▶ **Stated task**
Every line of the material is to be repeated exactly as it stands.

▶ **Record set**
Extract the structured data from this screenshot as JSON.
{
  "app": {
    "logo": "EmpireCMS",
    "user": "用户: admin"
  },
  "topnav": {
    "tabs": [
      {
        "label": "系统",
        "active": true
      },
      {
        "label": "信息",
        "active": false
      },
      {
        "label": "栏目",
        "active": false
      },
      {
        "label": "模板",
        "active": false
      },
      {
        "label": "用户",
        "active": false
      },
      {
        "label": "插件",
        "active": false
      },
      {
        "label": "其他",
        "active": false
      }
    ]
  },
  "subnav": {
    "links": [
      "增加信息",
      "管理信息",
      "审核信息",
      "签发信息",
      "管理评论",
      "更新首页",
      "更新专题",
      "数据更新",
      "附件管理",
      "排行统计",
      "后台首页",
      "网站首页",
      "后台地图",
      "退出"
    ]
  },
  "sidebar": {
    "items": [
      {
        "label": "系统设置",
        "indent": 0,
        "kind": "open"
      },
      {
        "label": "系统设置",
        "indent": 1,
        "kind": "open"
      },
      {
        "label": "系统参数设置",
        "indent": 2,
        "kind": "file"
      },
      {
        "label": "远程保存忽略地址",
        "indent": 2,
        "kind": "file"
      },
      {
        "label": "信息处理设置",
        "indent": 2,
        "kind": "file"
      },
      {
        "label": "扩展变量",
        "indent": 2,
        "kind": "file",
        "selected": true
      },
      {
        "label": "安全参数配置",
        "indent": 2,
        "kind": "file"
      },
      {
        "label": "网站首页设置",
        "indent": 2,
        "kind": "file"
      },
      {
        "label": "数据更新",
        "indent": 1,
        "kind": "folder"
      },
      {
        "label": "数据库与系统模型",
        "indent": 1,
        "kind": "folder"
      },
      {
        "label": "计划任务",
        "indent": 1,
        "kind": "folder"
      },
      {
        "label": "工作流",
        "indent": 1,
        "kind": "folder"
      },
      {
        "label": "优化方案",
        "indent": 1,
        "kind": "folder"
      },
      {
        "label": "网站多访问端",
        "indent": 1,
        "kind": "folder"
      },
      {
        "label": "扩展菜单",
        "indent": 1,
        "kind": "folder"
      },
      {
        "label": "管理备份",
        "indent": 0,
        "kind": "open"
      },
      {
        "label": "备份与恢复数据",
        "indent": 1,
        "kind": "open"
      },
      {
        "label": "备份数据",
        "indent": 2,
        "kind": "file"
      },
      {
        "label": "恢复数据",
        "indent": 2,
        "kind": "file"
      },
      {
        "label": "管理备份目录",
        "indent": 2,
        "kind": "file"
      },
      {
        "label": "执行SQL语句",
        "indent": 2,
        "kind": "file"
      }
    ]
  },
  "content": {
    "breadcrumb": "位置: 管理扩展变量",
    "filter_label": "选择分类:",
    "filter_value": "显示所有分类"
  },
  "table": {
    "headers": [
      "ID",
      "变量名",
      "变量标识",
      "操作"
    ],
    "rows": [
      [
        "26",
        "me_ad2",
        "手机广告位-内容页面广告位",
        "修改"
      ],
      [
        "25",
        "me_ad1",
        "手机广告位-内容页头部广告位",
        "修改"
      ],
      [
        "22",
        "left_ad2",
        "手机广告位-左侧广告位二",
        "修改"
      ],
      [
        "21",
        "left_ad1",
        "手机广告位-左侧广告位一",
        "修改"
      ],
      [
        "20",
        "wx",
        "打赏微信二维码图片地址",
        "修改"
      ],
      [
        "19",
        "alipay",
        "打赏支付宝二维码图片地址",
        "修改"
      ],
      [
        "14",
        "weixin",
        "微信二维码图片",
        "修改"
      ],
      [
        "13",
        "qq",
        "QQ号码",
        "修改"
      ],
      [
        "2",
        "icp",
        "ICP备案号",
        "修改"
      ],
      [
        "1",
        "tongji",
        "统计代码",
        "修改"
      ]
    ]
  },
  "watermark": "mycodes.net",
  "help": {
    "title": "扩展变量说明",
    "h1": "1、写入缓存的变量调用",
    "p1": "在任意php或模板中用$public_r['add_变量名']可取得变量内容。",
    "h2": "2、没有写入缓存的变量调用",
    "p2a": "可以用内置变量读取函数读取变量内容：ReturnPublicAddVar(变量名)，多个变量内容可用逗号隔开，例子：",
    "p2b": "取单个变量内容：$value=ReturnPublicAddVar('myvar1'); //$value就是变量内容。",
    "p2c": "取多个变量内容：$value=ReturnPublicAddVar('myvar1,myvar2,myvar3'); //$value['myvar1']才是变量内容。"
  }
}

▶ **Exercise result**
Extract the structured data from this screenshot as JSON.
{
  "app": {
    "logo": "EmpireCMS",
    "user": "用户: admin"
  },
  "topnav": {
    "tabs": [
      {
        "label": "系统",
        "active": true
      },
      {
        "label": "信息",
        "active": false
      },
      {
        "label": "栏目",
        "active": false
      },
      {
        "label": "模板",
        "active": false
      },
      {
        "label": "用户",
        "active": false
      },
      {
        "label": "插件",
        "active": false
      },
      {
        "label": "其他",
        "active": false
      }
    ]
  },
  "subnav": {
    "links": [
      "增加信息",
      "管理信息",
      "审核信息",
      "签发信息",
      "管理评论",
      "更新首页",
      "更新专题",
      "数据更新",
      "附件管理",
      "排行统计",
      "后台首页",
      "网站首页",
      "后台地图",
      "退出"
    ]
  },
  "sidebar": {
    "items": [
      {
        "label": "系统设置",
        "indent": 0,
        "kind": "open"
      },
      {
        "label": "系统设置",
        "indent": 1,
        "kind": "open"
      },
      {
        "label": "系统参数设置",
        "indent": 2,
        "kind": "file"
      },
      {
        "label": "远程保存忽略地址",
        "indent": 2,
        "kind": "file"
      },
      {
        "label": "信息处理设置",
        "indent": 2,
        "kind": "file"
      },
      {
        "label": "扩展变量",
        "indent": 2,
        "kind": "file",
        "selected": true
      },
      {
        "label": "安全参数配置",
        "indent": 2,
        "kind": "file"
      },
      {
        "label": "网站首页设置",
        "indent": 2,
        "kind": "file"
      },
      {
        "label": "数据更新",
        "indent": 1,
        "kind": "folder"
      },
      {
        "label": "数据库与系统模型",
        "indent": 1,
        "kind": "folder"
      },
      {
        "label": "计划任务",
        "indent": 1,
        "kind": "folder"
      },
      {
        "label": "工作流",
        "indent": 1,
        "kind": "folder"
      },
      {
        "label": "优化方案",
        "indent": 1,
        "kind": "folder"
      },
      {
        "label": "网站多访问端",
        "indent": 1,
        "kind": "folder"
      },
      {
        "label": "扩展菜单",
        "indent": 1,
        "kind": "folder"
      },
      {
        "label": "管理备份",
        "indent": 0,
        "kind": "open"
      },
      {
        "label": "备份与恢复数据",
        "indent": 1,
        "kind": "open"
      },
      {
        "label": "备份数据",
        "indent": 2,
        "kind": "file"
      },
      {
        "label": "恢复数据",
        "indent": 2,
        "kind": "file"
      },
      {
        "label": "管理备份目录",
        "indent": 2,
        "kind": "file"
      },
      {
        "label": "执行SQL语句",
        "indent": 2,
        "kind": "file"
      }
    ]
  },
  "content": {
    "breadcrumb": "位置: 管理扩展变量",
    "filter_label": "选择分类:",
    "filter_value": "显示所有分类"
  },
  "table": {
    "headers": [
      "ID",
      "变量名",
      "变量标识",
      "操作"
    ],
    "rows": [
      [
        "26",
        "me_ad2",
        "手机广告位-内容页面广告位",
        "修改"
      ],
      [
        "25",
        "me_ad1",
        "手机广告位-内容页头部广告位",
        "修改"
      ],
      [
        "22",
        "left_ad2",
        "手机广告位-左侧广告位二",
        "修改"
      ],
      [
        "21",
        "left_ad1",
        "手机广告位-左侧广告位一",
        "修改"
      ],
      [
        "20",
        "wx",
        "打赏微信二维码图片地址",
        "修改"
      ],
      [
        "19",
        "alipay",
        "打赏支付宝二维码图片地址",
        "修改"
      ],
      [
        "14",
        "weixin",
        "微信二维码图片",
        "修改"
      ],
      [
        "13",
        "qq",
        "QQ号码",
        "修改"
      ],
      [
        "2",
        "icp",
        "ICP备案号",
        "修改"
      ],
      [
        "1",
        "tongji",
        "统计代码",
        "修改"
      ]
    ]
  },
  "watermark": "mycodes.net",
  "help": {
    "title": "扩展变量说明",
    "h1": "1、写入缓存的变量调用",
    "p1": "在任意php或模板中用$public_r['add_变量名']可取得变量内容。",
    "h2": "2、没有写入缓存的变量调用",
    "p2a": "可以用内置变量读取函数读取变量内容：ReturnPublicAddVar(变量名)，多个变量内容可用逗号隔开，例子：",
    "p2b": "取单个变量内容：$value=ReturnPublicAddVar('myvar1'); //$value就是变量内容。",
    "p2c": "取多个变量内容：$value=ReturnPublicAddVar('myvar1,myvar2,myvar3'); //$value['myvar1']才是变量内容。"
  }
}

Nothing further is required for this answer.